## PROMPT
Of the lines in the listing below, how many hold "niskiej"? Answer with the number only.

# # # #

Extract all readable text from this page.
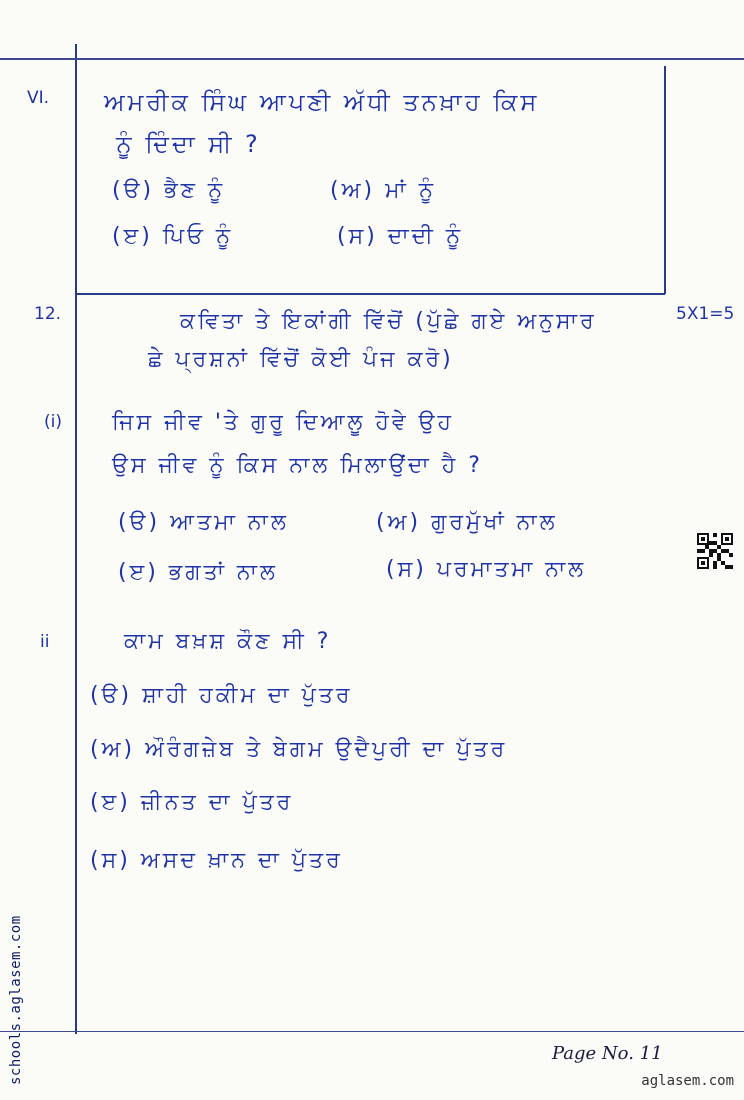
VI. ਅਮਰੀਕ ਸਿੰਘ ਆਪਣੀ ਅੱਧੀ ਤਨਖ਼ਾਹ ਕਿਸ
ਨੂੰ ਦਿੰਦਾ ਸੀ ?
(ੳ) ਭੈਣ ਨੂੰ	(ਅ) ਮਾਂ ਨੂੰ
(ੲ) ਪਿਓ ਨੂੰ	(ਸ) ਦਾਦੀ ਨੂੰ
12.	5X1=5
ਕਵਿਤਾ ਤੇ ਇਕਾਂਗੀ ਵਿੱਚੋਂ (ਪੁੱਛੇ ਗਏ ਅਨੁਸਾਰ
ਛੇ ਪ੍ਰਸ਼ਨਾਂ ਵਿੱਚੋਂ ਕੋਈ ਪੰਜ ਕਰੋ)
(i) ਜਿਸ ਜੀਵ 'ਤੇ ਗੁਰੂ ਦਿਆਲੂ ਹੋਵੇ ਉਹ
ਉਸ ਜੀਵ ਨੂੰ ਕਿਸ ਨਾਲ ਮਿਲਾਉਂਦਾ ਹੈ ?
(ੳ) ਆਤਮਾ ਨਾਲ	(ਅ) ਗੁਰਮੁੱਖਾਂ ਨਾਲ
(ੲ) ਭਗਤਾਂ ਨਾਲ	(ਸ) ਪਰਮਾਤਮਾ ਨਾਲ
ii	ਕਾਮ ਬਖ਼ਸ਼ ਕੌਣ ਸੀ ?
(ੳ) ਸ਼ਾਹੀ ਹਕੀਮ ਦਾ ਪੁੱਤਰ
(ਅ) ਔਰੰਗਜ਼ੇਬ ਤੇ ਬੇਗਮ ਉਦੈਪੁਰੀ ਦਾ ਪੁੱਤਰ
(ੲ) ਜ਼ੀਨਤ ਦਾ ਪੁੱਤਰ
(ਸ) ਅਸਦ ਖ਼ਾਨ ਦਾ ਪੁੱਤਰ
Page No. 11
schools.aglasem.com	aglasem.com
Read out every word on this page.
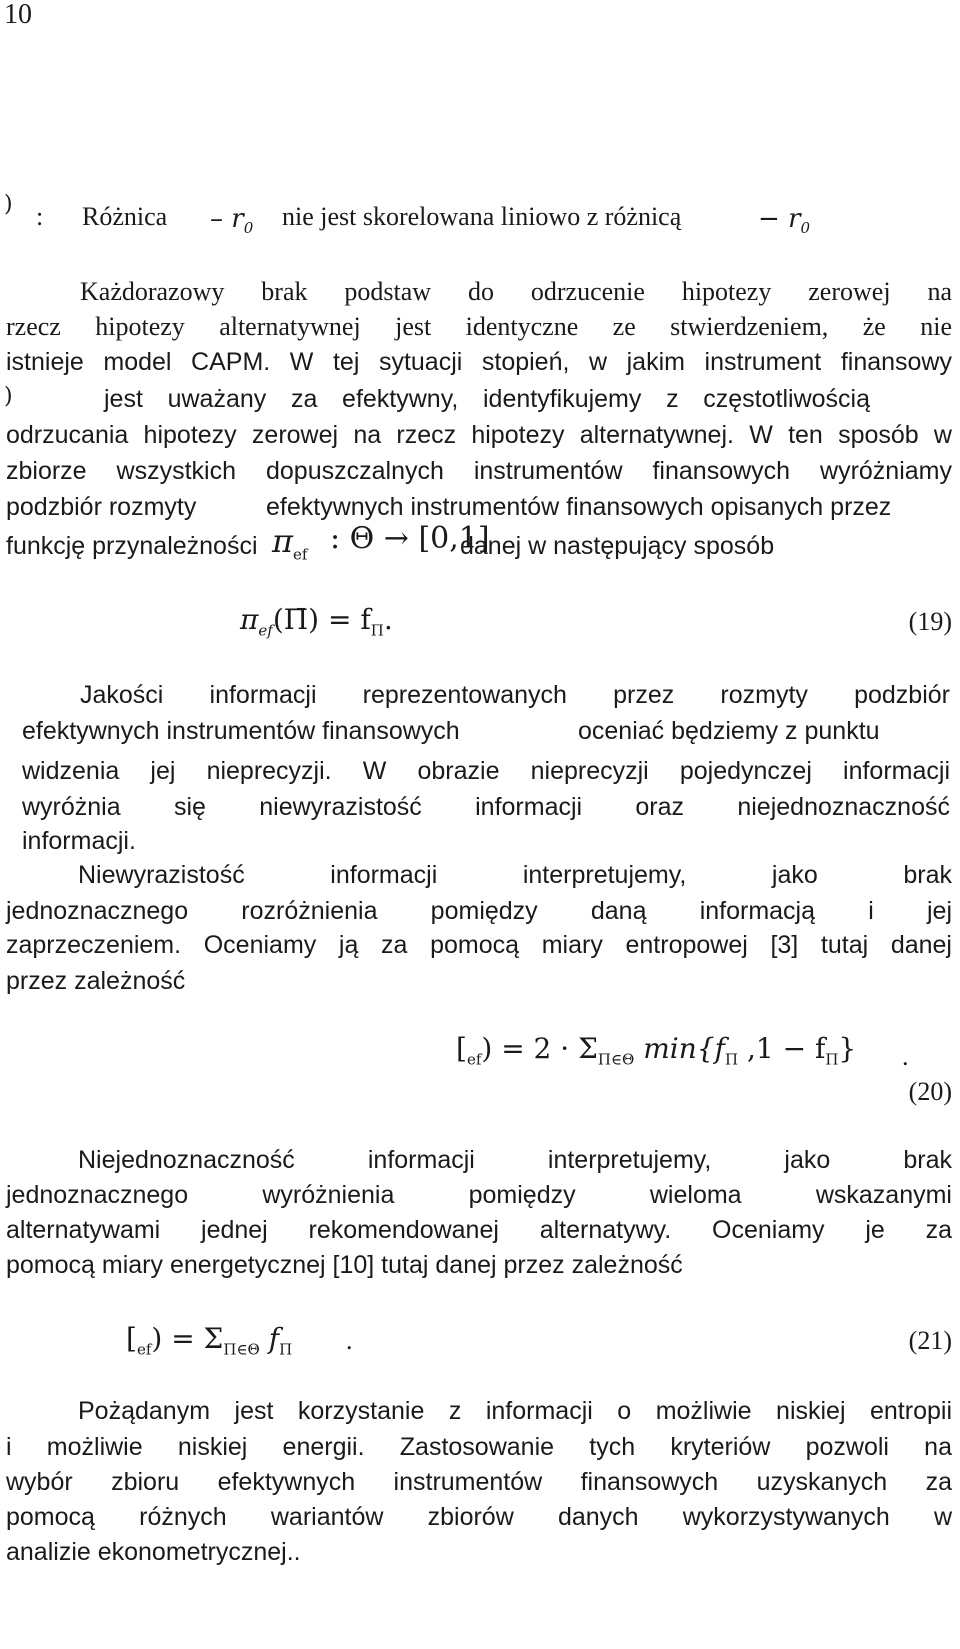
10
) : Różnica – $r_0$ nie jest skorelowana liniowo z różnicą	− $r_0$
Każdorazowy brak podstaw do odrzucenie hipotezy zerowej na
rzecz hipotezy alternatywnej jest identyczne ze stwierdzeniem, że nie
istnieje model CAPM. W tej sytuacji stopień, w jakim instrument finansowy
)	jest uważany za efektywny, identyfikujemy z częstotliwością
odrzucania hipotezy zerowej na rzecz hipotezy alternatywnej. W ten sposób w
zbiorze wszystkich dopuszczalnych instrumentów finansowych wyróżniamy
podzbiór rozmyty	efektywnych instrumentów finansowych opisanych przez
funkcję przynależności $\pi_{ef}$ : Θ → [0,1]
danej w następujący sposób
$\pi_{ef}(\Pī) = f_\Pi$.	(19)
Jakości informacji reprezentowanych przez rozmyty podzbiór
efektywnych instrumentów finansowych	oceniać będziemy z punktu
widzenia jej nieprecyzji. W obrazie nieprecyzji pojedynczej informacji
wyróżnia się niewyrazistość informacji oraz niejednoznaczność
informacji.
Niewyrazistość informacji interpretujemy, jako brak
jednoznacznego rozróżnienia pomiędzy daną informacją i jej
zaprzeczeniem. Oceniamy ją za pomocą miary entropowej [3] tutaj danej
przez zależność
$[_{ef}) = 2 \cdot \Sigma_{\Pi\in\Theta}$ $\min\{f_\Pi$ $,1 - f_\Pi$} .
(20)
Niejednoznaczność informacji interpretujemy, jako brak
jednoznacznego wyróżnienia pomiędzy wieloma wskazanymi
alternatywami jednej rekomendowanej alternatywy. Oceniamy je za
pomocą miary energetycznej [10] tutaj danej przez zależność
$[_{ef}) = \Sigma_{\Pi\in\Theta}$ $f_\Pi$ .	(21)
Pożądanym jest korzystanie z informacji o możliwie niskiej entropii
i możliwie niskiej energii. Zastosowanie tych kryteriów pozwoli na
wybór zbioru efektywnych instrumentów finansowych uzyskanych za
pomocą różnych wariantów zbiorów danych wykorzystywanych w
analizie ekonometrycznej..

# # # #

## WRITTEN ANSWER
2